(Entries taken from a collection)
────────────────────────────────────────
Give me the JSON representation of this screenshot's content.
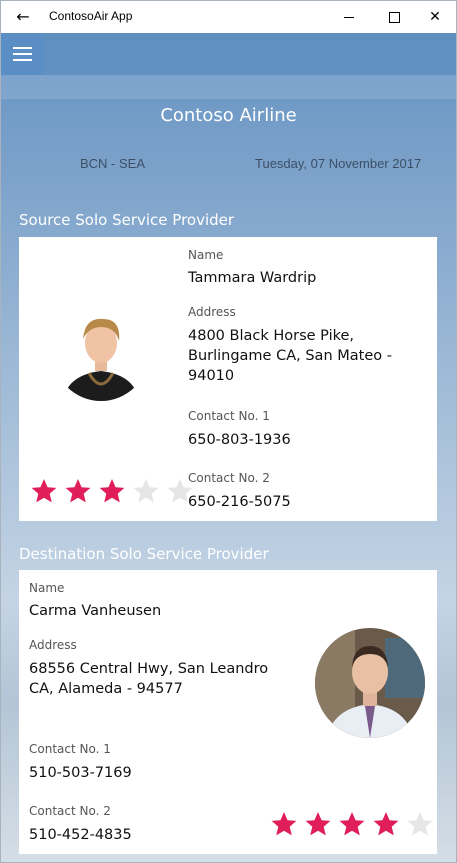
{
  "window": {
    "title": "ContosoAir App"
  },
  "header": {
    "app_name": "Contoso Airline",
    "route": "BCN - SEA",
    "date": "Tuesday, 07 November 2017"
  },
  "source": {
    "section_title": "Source Solo Service Provider",
    "name_label": "Name",
    "name": "Tammara Wardrip",
    "address_label": "Address",
    "address_line1": "4800 Black Horse Pike,",
    "address_line2": "Burlingame CA, San Mateo -",
    "address_line3": "94010",
    "contact1_label": "Contact No. 1",
    "contact1": "650-803-1936",
    "contact2_label": "Contact No. 2",
    "contact2": "650-216-5075",
    "rating": 3,
    "rating_max": 5
  },
  "destination": {
    "section_title": "Destination Solo Service Provider",
    "name_label": "Name",
    "name": "Carma Vanheusen",
    "address_label": "Address",
    "address_line1": "68556 Central Hwy, San Leandro",
    "address_line2": "CA, Alameda - 94577",
    "contact1_label": "Contact No. 1",
    "contact1": "510-503-7169",
    "contact2_label": "Contact No. 2",
    "contact2": "510-452-4835",
    "rating": 4,
    "rating_max": 5
  },
  "colors": {
    "accent": "#5b8ec4",
    "star_filled": "#e01e5a",
    "star_empty": "#e6e6e6"
  }
}
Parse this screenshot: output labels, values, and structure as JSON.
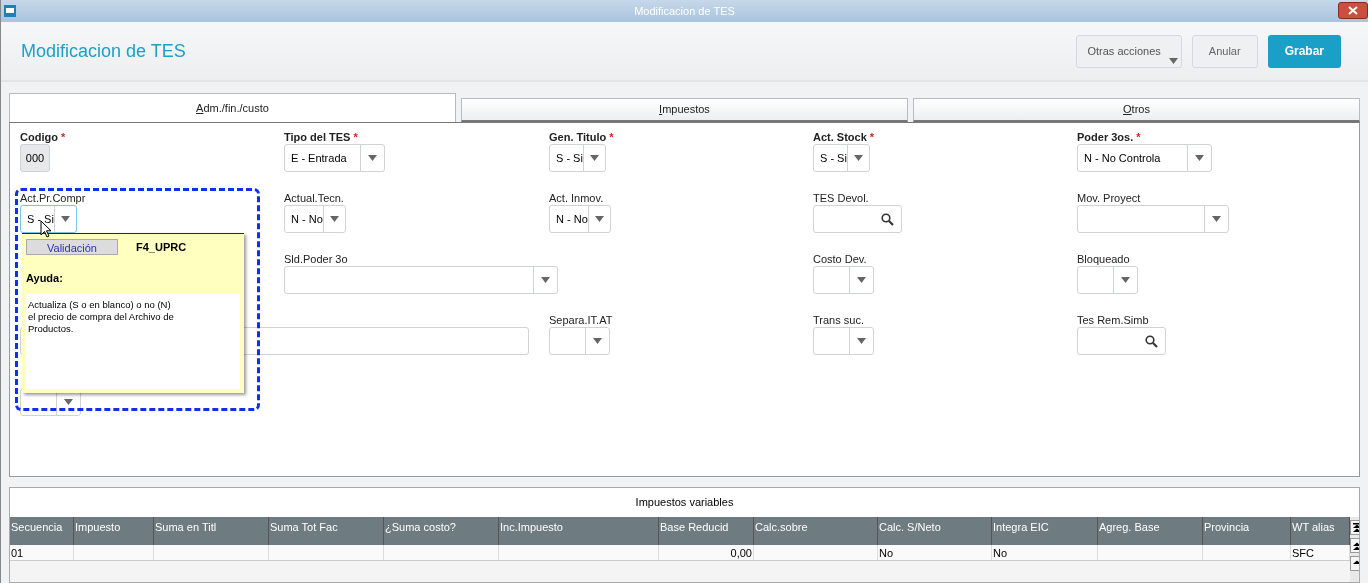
{
  "window": {
    "title": "Modificacion de TES"
  },
  "header": {
    "title": "Modificacion de TES",
    "buttons": [
      {
        "label": "Otras acciones",
        "kind": "menu"
      },
      {
        "label": "Anular",
        "kind": "plain"
      },
      {
        "label": "Grabar",
        "kind": "primary"
      }
    ]
  },
  "tabs": [
    {
      "label": "Adm./fin./custo",
      "selected": true
    },
    {
      "label": "Impuestos",
      "selected": false
    },
    {
      "label": "Otros",
      "selected": false
    }
  ],
  "form_rows": [
    [
      {
        "kind": "readonly",
        "label": "Codigo",
        "mark": "*",
        "value": "000"
      },
      {
        "kind": "select",
        "label": "Tipo del TES",
        "mark": "*",
        "value": "E - Entrada",
        "focused": false
      },
      {
        "kind": "select",
        "label": "Gen. Titulo",
        "mark": "*",
        "value": "S - Si",
        "focused": false
      },
      {
        "kind": "select",
        "label": "Act. Stock",
        "mark": "*",
        "value": "S - Si",
        "focused": false
      },
      {
        "kind": "select",
        "label": "Poder 3os.",
        "mark": "*",
        "value": "N - No Controla",
        "focused": false
      }
    ],
    [
      {
        "kind": "select",
        "label": "Act.Pr.Compr",
        "value": "S - Si",
        "focused": true
      },
      {
        "kind": "select",
        "label": "Actual.Tecn.",
        "value": "N - No",
        "focused": false
      },
      {
        "kind": "select",
        "label": "Act. Inmov.",
        "value": "N - No",
        "focused": false
      },
      {
        "kind": "search",
        "label": "TES Devol."
      },
      {
        "kind": "select",
        "label": "Mov. Proyect",
        "focused": false
      }
    ],
    [
      {
        "kind": "blank"
      },
      {
        "kind": "select",
        "label": "Sld.Poder 3o",
        "focused": false
      },
      {
        "kind": "blank"
      },
      {
        "kind": "select",
        "label": "Costo Dev.",
        "focused": false
      },
      {
        "kind": "select",
        "label": "Bloqueado",
        "focused": false
      }
    ],
    [
      {
        "kind": "text"
      },
      {
        "kind": "select",
        "label": "Separa.IT.AT",
        "focused": false
      },
      {
        "kind": "select",
        "label": "Trans suc.",
        "focused": false
      },
      {
        "kind": "search",
        "label": "Tes Rem.Simb"
      }
    ],
    [
      {
        "kind": "select",
        "focused": false
      }
    ]
  ],
  "help_popup": {
    "tab": "Validación",
    "code": "F4_UPRC",
    "heading": "Ayuda:",
    "text": "Actualiza (S o en blanco) o no (N)\nel precio de compra del Archivo de\nProductos."
  },
  "table": {
    "title": "Impuestos variables",
    "columns": [
      "Secuencia",
      "Impuesto",
      "Suma en Titl",
      "Suma Tot Fac",
      "¿Suma costo?",
      "Inc.Impuesto",
      "Base Reducid",
      "Calc.sobre",
      "Calc. S/Neto",
      "Integra EIC",
      "Agreg. Base",
      "Provincia",
      "WT alias"
    ],
    "rows": [
      [
        "01",
        "",
        "",
        "",
        "",
        "",
        "0,00",
        "",
        "No",
        "No",
        "",
        "",
        "SFC"
      ]
    ]
  }
}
────────────────────────────────────────
= The exercise =
Go through the listing above and write it all out exactly, leaving out any picture.

= Task result =
Give me the JSON representation of this screenshot's content.
{
  "window": {
    "title": "ContosoAir App"
  },
  "header": {
    "app_name": "Contoso Airline",
    "route": "BCN - SEA",
    "date": "Tuesday, 07 November 2017"
  },
  "source": {
    "section_title": "Source Solo Service Provider",
    "name_label": "Name",
    "name": "Tammara Wardrip",
    "address_label": "Address",
    "address_line1": "4800 Black Horse Pike,",
    "address_line2": "Burlingame CA, San Mateo -",
    "address_line3": "94010",
    "contact1_label": "Contact No. 1",
    "contact1": "650-803-1936",
    "contact2_label": "Contact No. 2",
    "contact2": "650-216-5075",
    "rating": 3,
    "rating_max": 5
  },
  "destination": {
    "section_title": "Destination Solo Service Provider",
    "name_label": "Name",
    "name": "Carma Vanheusen",
    "address_label": "Address",
    "address_line1": "68556 Central Hwy, San Leandro",
    "address_line2": "CA, Alameda - 94577",
    "contact1_label": "Contact No. 1",
    "contact1": "510-503-7169",
    "contact2_label": "Contact No. 2",
    "contact2": "510-452-4835",
    "rating": 4,
    "rating_max": 5
  },
  "colors": {
    "accent": "#5b8ec4",
    "star_filled": "#e01e5a",
    "star_empty": "#e6e6e6"
  }
}
Parse this screenshot: output labels, values, and structure as JSON.
{
  "window": {
    "title": "Modificacion de TES"
  },
  "header": {
    "title": "Modificacion de TES",
    "buttons": [
      {
        "label": "Otras acciones",
        "kind": "menu"
      },
      {
        "label": "Anular",
        "kind": "plain"
      },
      {
        "label": "Grabar",
        "kind": "primary"
      }
    ]
  },
  "tabs": [
    {
      "label": "Adm./fin./custo",
      "selected": true
    },
    {
      "label": "Impuestos",
      "selected": false
    },
    {
      "label": "Otros",
      "selected": false
    }
  ],
  "form_rows": [
    [
      {
        "kind": "readonly",
        "label": "Codigo",
        "mark": "*",
        "value": "000"
      },
      {
        "kind": "select",
        "label": "Tipo del TES",
        "mark": "*",
        "value": "E - Entrada",
        "focused": false
      },
      {
        "kind": "select",
        "label": "Gen. Titulo",
        "mark": "*",
        "value": "S - Si",
        "focused": false
      },
      {
        "kind": "select",
        "label": "Act. Stock",
        "mark": "*",
        "value": "S - Si",
        "focused": false
      },
      {
        "kind": "select",
        "label": "Poder 3os.",
        "mark": "*",
        "value": "N - No Controla",
        "focused": false
      }
    ],
    [
      {
        "kind": "select",
        "label": "Act.Pr.Compr",
        "value": "S - Si",
        "focused": true
      },
      {
        "kind": "select",
        "label": "Actual.Tecn.",
        "value": "N - No",
        "focused": false
      },
      {
        "kind": "select",
        "label": "Act. Inmov.",
        "value": "N - No",
        "focused": false
      },
      {
        "kind": "search",
        "label": "TES Devol."
      },
      {
        "kind": "select",
        "label": "Mov. Proyect",
        "focused": false
      }
    ],
    [
      {
        "kind": "blank"
      },
      {
        "kind": "select",
        "label": "Sld.Poder 3o",
        "focused": false
      },
      {
        "kind": "blank"
      },
      {
        "kind": "select",
        "label": "Costo Dev.",
        "focused": false
      },
      {
        "kind": "select",
        "label": "Bloqueado",
        "focused": false
      }
    ],
    [
      {
        "kind": "text"
      },
      {
        "kind": "select",
        "label": "Separa.IT.AT",
        "focused": false
      },
      {
        "kind": "select",
        "label": "Trans suc.",
        "focused": false
      },
      {
        "kind": "search",
        "label": "Tes Rem.Simb"
      }
    ],
    [
      {
        "kind": "select",
        "focused": false
      }
    ]
  ],
  "help_popup": {
    "tab": "Validación",
    "code": "F4_UPRC",
    "heading": "Ayuda:",
    "text": "Actualiza (S o en blanco) o no (N)\nel precio de compra del Archivo de\nProductos."
  },
  "table": {
    "title": "Impuestos variables",
    "columns": [
      "Secuencia",
      "Impuesto",
      "Suma en Titl",
      "Suma Tot Fac",
      "¿Suma costo?",
      "Inc.Impuesto",
      "Base Reducid",
      "Calc.sobre",
      "Calc. S/Neto",
      "Integra EIC",
      "Agreg. Base",
      "Provincia",
      "WT alias"
    ],
    "rows": [
      [
        "01",
        "",
        "",
        "",
        "",
        "",
        "0,00",
        "",
        "No",
        "No",
        "",
        "",
        "SFC"
      ]
    ]
  }
}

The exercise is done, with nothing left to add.